→ **What the task asks**:
Would you restate all the data that follows, word for word?

→ **Records supplied**:

┌──

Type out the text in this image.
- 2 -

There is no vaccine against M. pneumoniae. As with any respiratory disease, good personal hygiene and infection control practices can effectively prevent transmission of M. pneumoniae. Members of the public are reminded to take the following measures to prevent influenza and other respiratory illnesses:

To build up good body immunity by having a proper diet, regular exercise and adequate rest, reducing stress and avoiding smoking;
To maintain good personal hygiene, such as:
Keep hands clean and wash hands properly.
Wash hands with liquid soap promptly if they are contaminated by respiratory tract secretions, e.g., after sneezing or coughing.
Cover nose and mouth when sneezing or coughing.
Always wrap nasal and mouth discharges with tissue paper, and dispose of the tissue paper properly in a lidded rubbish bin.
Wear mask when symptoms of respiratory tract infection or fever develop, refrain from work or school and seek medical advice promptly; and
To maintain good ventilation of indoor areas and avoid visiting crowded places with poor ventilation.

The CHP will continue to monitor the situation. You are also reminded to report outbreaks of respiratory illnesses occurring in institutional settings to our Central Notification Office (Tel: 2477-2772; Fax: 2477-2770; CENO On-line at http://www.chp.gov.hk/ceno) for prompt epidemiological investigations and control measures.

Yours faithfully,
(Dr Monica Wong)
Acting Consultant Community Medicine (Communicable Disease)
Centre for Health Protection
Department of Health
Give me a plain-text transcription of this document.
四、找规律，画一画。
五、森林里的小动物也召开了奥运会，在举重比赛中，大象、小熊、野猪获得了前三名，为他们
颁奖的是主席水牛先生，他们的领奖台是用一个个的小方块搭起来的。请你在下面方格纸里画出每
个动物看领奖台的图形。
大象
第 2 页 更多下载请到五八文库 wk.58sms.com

└──

→ **Response to the task**:
Type out the text in this image.
- 2 -

There is no vaccine against M. pneumoniae. As with any respiratory disease, good personal hygiene and infection control practices can effectively prevent transmission of M. pneumoniae. Members of the public are reminded to take the following measures to prevent influenza and other respiratory illnesses:

To build up good body immunity by having a proper diet, regular exercise and adequate rest, reducing stress and avoiding smoking;
To maintain good personal hygiene, such as:
Keep hands clean and wash hands properly.
Wash hands with liquid soap promptly if they are contaminated by respiratory tract secretions, e.g., after sneezing or coughing.
Cover nose and mouth when sneezing or coughing.
Always wrap nasal and mouth discharges with tissue paper, and dispose of the tissue paper properly in a lidded rubbish bin.
Wear mask when symptoms of respiratory tract infection or fever develop, refrain from work or school and seek medical advice promptly; and
To maintain good ventilation of indoor areas and avoid visiting crowded places with poor ventilation.

The CHP will continue to monitor the situation. You are also reminded to report outbreaks of respiratory illnesses occurring in institutional settings to our Central Notification Office (Tel: 2477-2772; Fax: 2477-2770; CENO On-line at http://www.chp.gov.hk/ceno) for prompt epidemiological investigations and control measures.

Yours faithfully,
(Dr Monica Wong)
Acting Consultant Community Medicine (Communicable Disease)
Centre for Health Protection
Department of Health
Give me a plain-text transcription of this document.
四、找规律，画一画。
五、森林里的小动物也召开了奥运会，在举重比赛中，大象、小熊、野猪获得了前三名，为他们
颁奖的是主席水牛先生，他们的领奖台是用一个个的小方块搭起来的。请你在下面方格纸里画出每
个动物看领奖台的图形。
大象
第 2 页 更多下载请到五八文库 wk.58sms.com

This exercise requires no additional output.